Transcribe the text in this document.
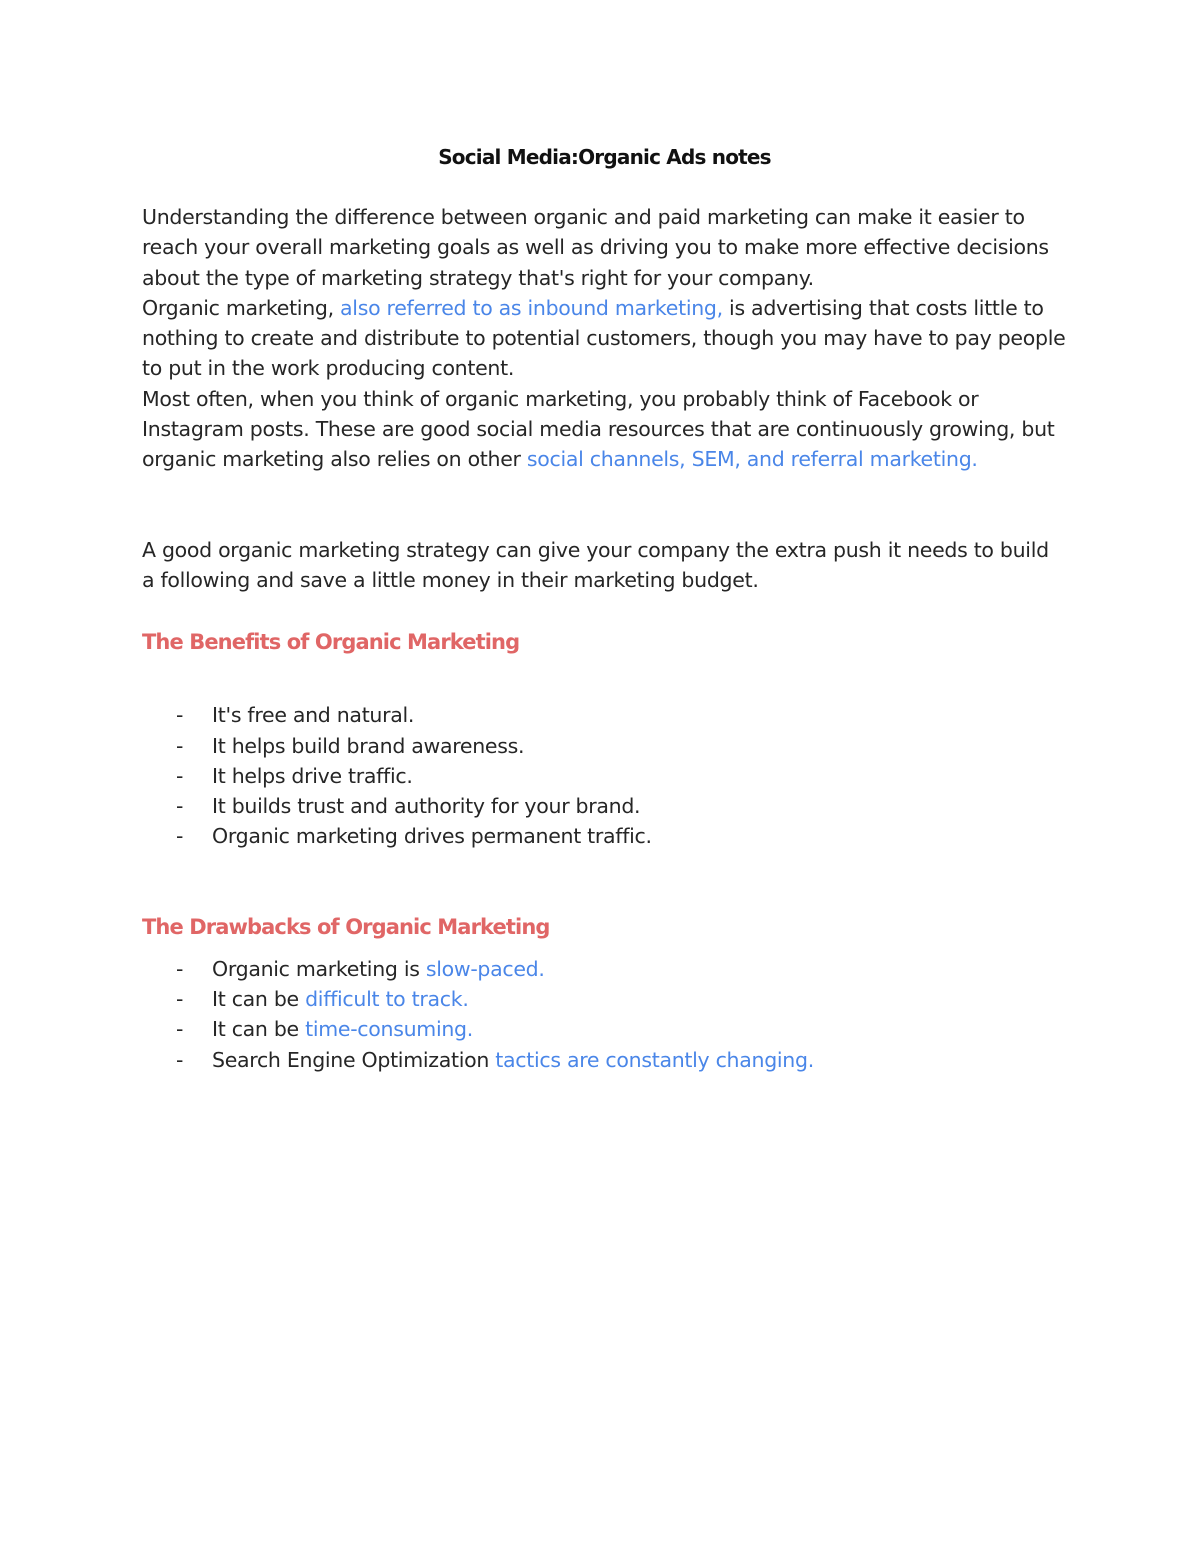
Social Media:Organic Ads notes

Understanding the difference between organic and paid marketing can make it easier to reach your overall marketing goals as well as driving you to make more effective decisions about the type of marketing strategy that's right for your company.

Organic marketing, also referred to as inbound marketing, is advertising that costs little to nothing to create and distribute to potential customers, though you may have to pay people to put in the work producing content.

Most often, when you think of organic marketing, you probably think of Facebook or Instagram posts. These are good social media resources that are continuously growing, but organic marketing also relies on other social channels, SEM, and referral marketing.

A good organic marketing strategy can give your company the extra push it needs to build a following and save a little money in their marketing budget.

The Benefits of Organic Marketing
- It's free and natural.
- It helps build brand awareness.
- It helps drive traffic.
- It builds trust and authority for your brand.
- Organic marketing drives permanent traffic.
The Drawbacks of Organic Marketing
- Organic marketing is slow-paced.
- It can be difficult to track.
- It can be time-consuming.
- Search Engine Optimization tactics are constantly changing.
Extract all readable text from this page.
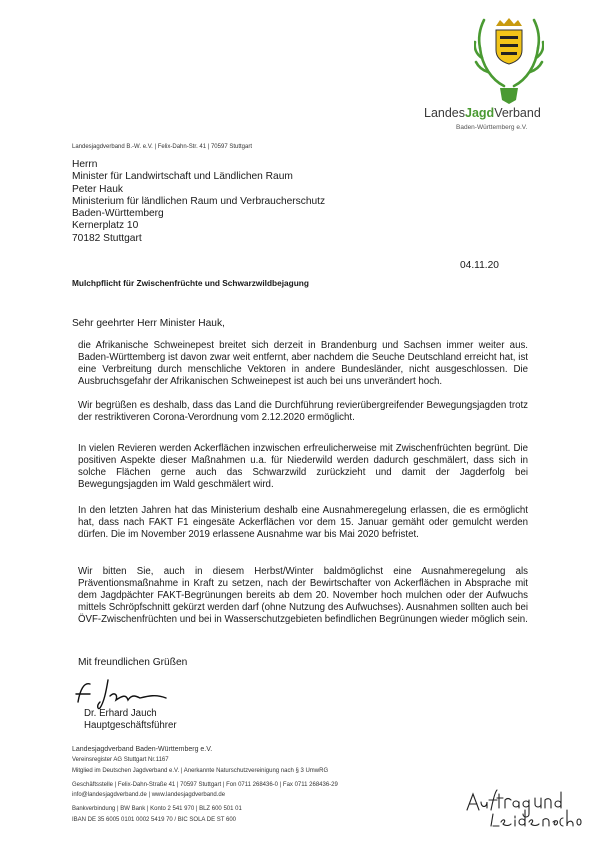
LandesJagdVerband
Baden-Württemberg e.V.
Landesjagdverband B.-W. e.V. | Felix-Dahn-Str. 41 | 70597 Stuttgart
Herrn
Minister für Landwirtschaft und Ländlichen Raum
Peter Hauk
Ministerium für ländlichen Raum und Verbraucherschutz
Baden-Württemberg
Kernerplatz 10
70182 Stuttgart
04.11.20
Mulchpflicht für Zwischenfrüchte und Schwarzwildbejagung
Sehr geehrter Herr Minister Hauk,
die Afrikanische Schweinepest breitet sich derzeit in Brandenburg und Sachsen immer weiter aus. Baden-Württemberg ist davon zwar weit entfernt, aber nachdem die Seuche Deutschland erreicht hat, ist eine Verbreitung durch menschliche Vektoren in andere Bundesländer, nicht ausgeschlossen. Die Ausbruchsgefahr der Afrikanischen Schweinepest ist auch bei uns unverändert hoch.
Wir begrüßen es deshalb, dass das Land die Durchführung revierübergreifender Bewegungsjagden trotz der restriktiveren Corona-Verordnung vom 2.12.2020 ermöglicht.
In vielen Revieren werden Ackerflächen inzwischen erfreulicherweise mit Zwischenfrüchten begrünt. Die positiven Aspekte dieser Maßnahmen u.a. für Niederwild werden dadurch geschmälert, dass sich in solche Flächen gerne auch das Schwarzwild zurückzieht und damit der Jagderfolg bei Bewegungsjagden im Wald geschmälert wird.
In den letzten Jahren hat das Ministerium deshalb eine Ausnahmeregelung erlassen, die es ermöglicht hat, dass nach FAKT F1 eingesäte Ackerflächen vor dem 15. Januar gemäht oder gemulcht werden dürfen. Die im November 2019 erlassene Ausnahme war bis Mai 2020 befristet.
Wir bitten Sie, auch in diesem Herbst/Winter baldmöglichst eine Ausnahmeregelung als Präventionsmaßnahme in Kraft zu setzen, nach der Bewirtschafter von Ackerflächen in Absprache mit dem Jagdpächter FAKT-Begrünungen bereits ab dem 20. November hoch mulchen oder der Aufwuchs mittels Schröpfschnitt gekürzt werden darf (ohne Nutzung des Aufwuchses). Ausnahmen sollten auch bei ÖVF-Zwischenfrüchten und bei in Wasserschutzgebieten befindlichen Begrünungen wieder möglich sein.
Mit freundlichen Grüßen
Dr. Erhard Jauch
Hauptgeschäftsführer
Landesjagdverband Baden-Württemberg e.V.
Vereinsregister AG Stuttgart Nr.1167
Mitglied im Deutschen Jagdverband e.V. | Anerkannte Naturschutzvereinigung nach § 3 UmwRG
Geschäftsstelle | Felix-Dahn-Straße 41 | 70597 Stuttgart | Fon 0711 268436-0 | Fax 0711 268436-29
info@landesjagdverband.de | www.landesjagdverband.de
Bankverbindung | BW Bank | Konto 2 541 970 | BLZ 600 501 01
IBAN DE 35 6005 0101 0002 5419 70 / BIC SOLA DE ST 600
_ _ _ _ _
TASK: List all lines where "Ministerium" occurs.

THE RESPONSE:
Ministerium für ländlichen Raum und Verbraucherschutz
In den letzten Jahren hat das Ministerium deshalb eine Ausnahmeregelung erlassen, die es ermöglicht hat, dass nach FAKT F1 eingesäte Ackerflächen vor dem 15. Januar gemäht oder gemulcht werden dürfen. Die im November 2019 erlassene Ausnahme war bis Mai 2020 befristet.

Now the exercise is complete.